What you need to do » Images are not part of the copy; transcribe all the data exactly.

[START]

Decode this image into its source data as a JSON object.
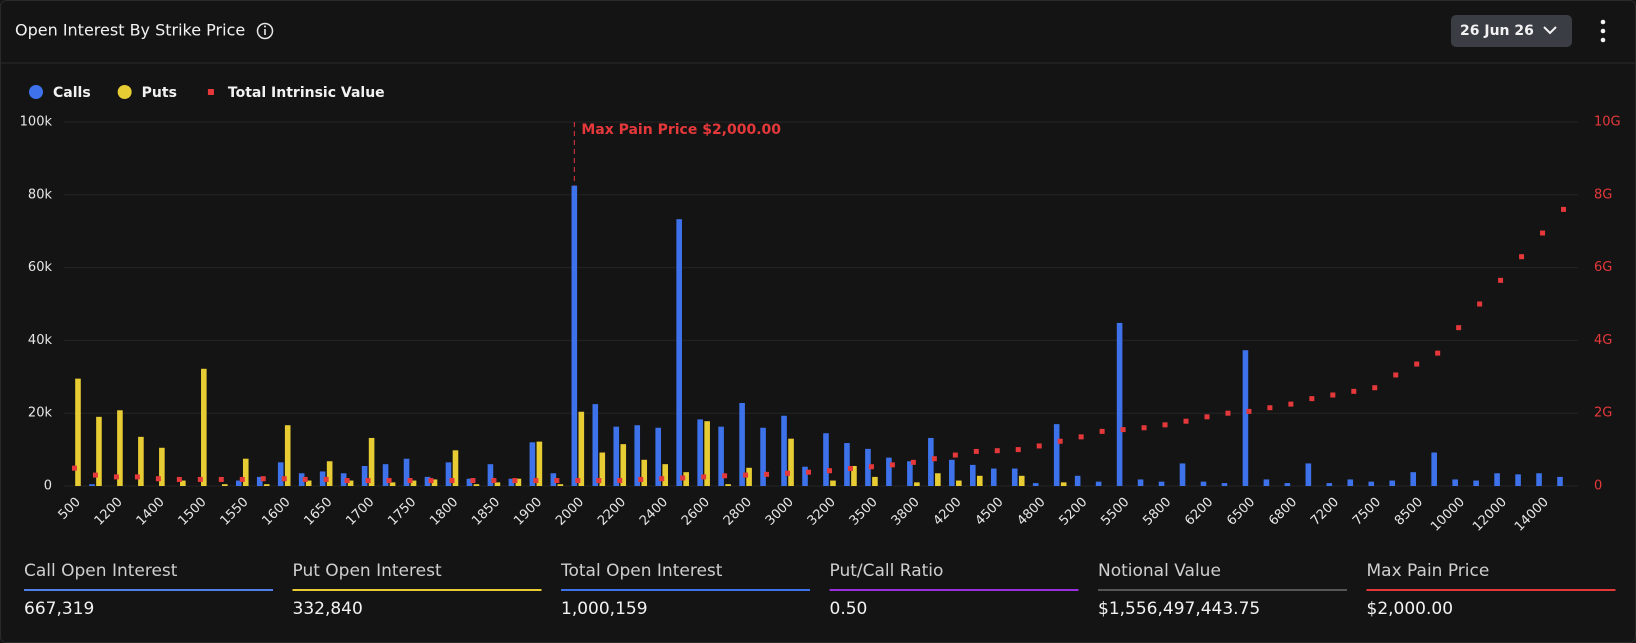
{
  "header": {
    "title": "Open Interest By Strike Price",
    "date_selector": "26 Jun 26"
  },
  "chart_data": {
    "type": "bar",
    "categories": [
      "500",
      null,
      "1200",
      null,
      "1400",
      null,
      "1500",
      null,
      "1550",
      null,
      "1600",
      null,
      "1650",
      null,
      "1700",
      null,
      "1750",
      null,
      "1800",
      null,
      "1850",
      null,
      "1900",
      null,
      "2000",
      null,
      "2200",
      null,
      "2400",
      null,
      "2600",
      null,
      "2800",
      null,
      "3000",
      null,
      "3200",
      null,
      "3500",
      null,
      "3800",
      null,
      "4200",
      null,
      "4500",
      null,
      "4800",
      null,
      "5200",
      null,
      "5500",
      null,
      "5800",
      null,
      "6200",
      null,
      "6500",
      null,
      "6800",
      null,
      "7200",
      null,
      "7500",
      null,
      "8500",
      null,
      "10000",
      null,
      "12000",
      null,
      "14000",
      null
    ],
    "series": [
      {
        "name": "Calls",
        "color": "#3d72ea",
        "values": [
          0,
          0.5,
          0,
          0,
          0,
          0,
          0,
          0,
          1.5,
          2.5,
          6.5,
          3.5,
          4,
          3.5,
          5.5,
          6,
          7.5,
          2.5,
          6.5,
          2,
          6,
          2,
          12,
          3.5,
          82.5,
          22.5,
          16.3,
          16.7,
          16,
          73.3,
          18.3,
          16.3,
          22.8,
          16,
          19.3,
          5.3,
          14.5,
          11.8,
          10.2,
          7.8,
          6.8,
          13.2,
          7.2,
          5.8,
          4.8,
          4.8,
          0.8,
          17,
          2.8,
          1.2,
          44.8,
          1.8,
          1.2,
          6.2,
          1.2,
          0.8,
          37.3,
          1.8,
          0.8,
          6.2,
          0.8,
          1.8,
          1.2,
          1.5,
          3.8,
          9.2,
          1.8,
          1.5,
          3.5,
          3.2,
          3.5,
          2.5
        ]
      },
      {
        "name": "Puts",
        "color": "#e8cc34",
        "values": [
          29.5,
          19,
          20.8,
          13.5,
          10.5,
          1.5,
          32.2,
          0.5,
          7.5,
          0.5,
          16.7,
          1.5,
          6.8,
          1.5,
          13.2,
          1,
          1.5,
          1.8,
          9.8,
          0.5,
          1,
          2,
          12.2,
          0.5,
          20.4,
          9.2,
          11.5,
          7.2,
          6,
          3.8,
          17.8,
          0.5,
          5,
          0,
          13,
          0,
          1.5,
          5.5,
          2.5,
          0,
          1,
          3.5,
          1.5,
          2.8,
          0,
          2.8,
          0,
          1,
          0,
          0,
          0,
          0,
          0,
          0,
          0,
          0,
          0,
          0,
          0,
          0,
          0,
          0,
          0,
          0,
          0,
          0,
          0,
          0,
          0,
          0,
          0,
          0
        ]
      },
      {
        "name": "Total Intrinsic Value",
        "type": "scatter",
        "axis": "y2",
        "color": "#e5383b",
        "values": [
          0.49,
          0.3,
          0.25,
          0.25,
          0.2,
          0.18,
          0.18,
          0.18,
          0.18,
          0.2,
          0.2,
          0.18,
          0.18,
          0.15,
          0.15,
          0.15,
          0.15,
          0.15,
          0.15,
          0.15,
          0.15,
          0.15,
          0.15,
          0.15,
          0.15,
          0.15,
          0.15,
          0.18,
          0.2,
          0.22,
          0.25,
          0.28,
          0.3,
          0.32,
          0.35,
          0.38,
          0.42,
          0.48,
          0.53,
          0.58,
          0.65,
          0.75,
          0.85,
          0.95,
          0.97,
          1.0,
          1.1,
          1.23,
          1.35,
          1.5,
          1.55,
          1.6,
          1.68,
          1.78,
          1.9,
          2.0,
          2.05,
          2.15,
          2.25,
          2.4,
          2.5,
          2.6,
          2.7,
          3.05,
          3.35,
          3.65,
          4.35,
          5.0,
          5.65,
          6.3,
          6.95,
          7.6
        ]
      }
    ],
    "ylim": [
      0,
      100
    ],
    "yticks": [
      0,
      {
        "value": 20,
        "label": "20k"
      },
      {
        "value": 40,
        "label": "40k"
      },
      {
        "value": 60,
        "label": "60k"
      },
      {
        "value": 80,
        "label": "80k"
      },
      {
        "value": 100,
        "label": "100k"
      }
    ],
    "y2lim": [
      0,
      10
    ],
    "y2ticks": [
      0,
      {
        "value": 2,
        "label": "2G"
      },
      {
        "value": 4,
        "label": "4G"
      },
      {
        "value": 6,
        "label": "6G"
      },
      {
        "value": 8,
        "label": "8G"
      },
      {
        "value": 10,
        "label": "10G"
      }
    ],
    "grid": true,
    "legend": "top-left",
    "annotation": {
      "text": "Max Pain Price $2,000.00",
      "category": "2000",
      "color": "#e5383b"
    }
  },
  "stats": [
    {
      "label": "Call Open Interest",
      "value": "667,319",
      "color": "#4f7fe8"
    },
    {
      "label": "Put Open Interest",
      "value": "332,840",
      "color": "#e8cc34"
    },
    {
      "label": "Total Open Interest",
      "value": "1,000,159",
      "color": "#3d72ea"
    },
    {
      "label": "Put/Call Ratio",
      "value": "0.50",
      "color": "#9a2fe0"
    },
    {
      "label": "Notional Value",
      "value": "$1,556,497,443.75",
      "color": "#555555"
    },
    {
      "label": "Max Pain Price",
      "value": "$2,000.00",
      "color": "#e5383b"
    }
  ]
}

[END]

Output below »
Decode this image into its source data as a JSON object.
{
  "header": {
    "title": "Open Interest By Strike Price",
    "date_selector": "26 Jun 26"
  },
  "chart_data": {
    "type": "bar",
    "categories": [
      "500",
      null,
      "1200",
      null,
      "1400",
      null,
      "1500",
      null,
      "1550",
      null,
      "1600",
      null,
      "1650",
      null,
      "1700",
      null,
      "1750",
      null,
      "1800",
      null,
      "1850",
      null,
      "1900",
      null,
      "2000",
      null,
      "2200",
      null,
      "2400",
      null,
      "2600",
      null,
      "2800",
      null,
      "3000",
      null,
      "3200",
      null,
      "3500",
      null,
      "3800",
      null,
      "4200",
      null,
      "4500",
      null,
      "4800",
      null,
      "5200",
      null,
      "5500",
      null,
      "5800",
      null,
      "6200",
      null,
      "6500",
      null,
      "6800",
      null,
      "7200",
      null,
      "7500",
      null,
      "8500",
      null,
      "10000",
      null,
      "12000",
      null,
      "14000",
      null
    ],
    "series": [
      {
        "name": "Calls",
        "color": "#3d72ea",
        "values": [
          0,
          0.5,
          0,
          0,
          0,
          0,
          0,
          0,
          1.5,
          2.5,
          6.5,
          3.5,
          4,
          3.5,
          5.5,
          6,
          7.5,
          2.5,
          6.5,
          2,
          6,
          2,
          12,
          3.5,
          82.5,
          22.5,
          16.3,
          16.7,
          16,
          73.3,
          18.3,
          16.3,
          22.8,
          16,
          19.3,
          5.3,
          14.5,
          11.8,
          10.2,
          7.8,
          6.8,
          13.2,
          7.2,
          5.8,
          4.8,
          4.8,
          0.8,
          17,
          2.8,
          1.2,
          44.8,
          1.8,
          1.2,
          6.2,
          1.2,
          0.8,
          37.3,
          1.8,
          0.8,
          6.2,
          0.8,
          1.8,
          1.2,
          1.5,
          3.8,
          9.2,
          1.8,
          1.5,
          3.5,
          3.2,
          3.5,
          2.5
        ]
      },
      {
        "name": "Puts",
        "color": "#e8cc34",
        "values": [
          29.5,
          19,
          20.8,
          13.5,
          10.5,
          1.5,
          32.2,
          0.5,
          7.5,
          0.5,
          16.7,
          1.5,
          6.8,
          1.5,
          13.2,
          1,
          1.5,
          1.8,
          9.8,
          0.5,
          1,
          2,
          12.2,
          0.5,
          20.4,
          9.2,
          11.5,
          7.2,
          6,
          3.8,
          17.8,
          0.5,
          5,
          0,
          13,
          0,
          1.5,
          5.5,
          2.5,
          0,
          1,
          3.5,
          1.5,
          2.8,
          0,
          2.8,
          0,
          1,
          0,
          0,
          0,
          0,
          0,
          0,
          0,
          0,
          0,
          0,
          0,
          0,
          0,
          0,
          0,
          0,
          0,
          0,
          0,
          0,
          0,
          0,
          0,
          0
        ]
      },
      {
        "name": "Total Intrinsic Value",
        "type": "scatter",
        "axis": "y2",
        "color": "#e5383b",
        "values": [
          0.49,
          0.3,
          0.25,
          0.25,
          0.2,
          0.18,
          0.18,
          0.18,
          0.18,
          0.2,
          0.2,
          0.18,
          0.18,
          0.15,
          0.15,
          0.15,
          0.15,
          0.15,
          0.15,
          0.15,
          0.15,
          0.15,
          0.15,
          0.15,
          0.15,
          0.15,
          0.15,
          0.18,
          0.2,
          0.22,
          0.25,
          0.28,
          0.3,
          0.32,
          0.35,
          0.38,
          0.42,
          0.48,
          0.53,
          0.58,
          0.65,
          0.75,
          0.85,
          0.95,
          0.97,
          1.0,
          1.1,
          1.23,
          1.35,
          1.5,
          1.55,
          1.6,
          1.68,
          1.78,
          1.9,
          2.0,
          2.05,
          2.15,
          2.25,
          2.4,
          2.5,
          2.6,
          2.7,
          3.05,
          3.35,
          3.65,
          4.35,
          5.0,
          5.65,
          6.3,
          6.95,
          7.6
        ]
      }
    ],
    "ylim": [
      0,
      100
    ],
    "yticks": [
      0,
      {
        "value": 20,
        "label": "20k"
      },
      {
        "value": 40,
        "label": "40k"
      },
      {
        "value": 60,
        "label": "60k"
      },
      {
        "value": 80,
        "label": "80k"
      },
      {
        "value": 100,
        "label": "100k"
      }
    ],
    "y2lim": [
      0,
      10
    ],
    "y2ticks": [
      0,
      {
        "value": 2,
        "label": "2G"
      },
      {
        "value": 4,
        "label": "4G"
      },
      {
        "value": 6,
        "label": "6G"
      },
      {
        "value": 8,
        "label": "8G"
      },
      {
        "value": 10,
        "label": "10G"
      }
    ],
    "grid": true,
    "legend": "top-left",
    "annotation": {
      "text": "Max Pain Price $2,000.00",
      "category": "2000",
      "color": "#e5383b"
    }
  },
  "stats": [
    {
      "label": "Call Open Interest",
      "value": "667,319",
      "color": "#4f7fe8"
    },
    {
      "label": "Put Open Interest",
      "value": "332,840",
      "color": "#e8cc34"
    },
    {
      "label": "Total Open Interest",
      "value": "1,000,159",
      "color": "#3d72ea"
    },
    {
      "label": "Put/Call Ratio",
      "value": "0.50",
      "color": "#9a2fe0"
    },
    {
      "label": "Notional Value",
      "value": "$1,556,497,443.75",
      "color": "#555555"
    },
    {
      "label": "Max Pain Price",
      "value": "$2,000.00",
      "color": "#e5383b"
    }
  ]
}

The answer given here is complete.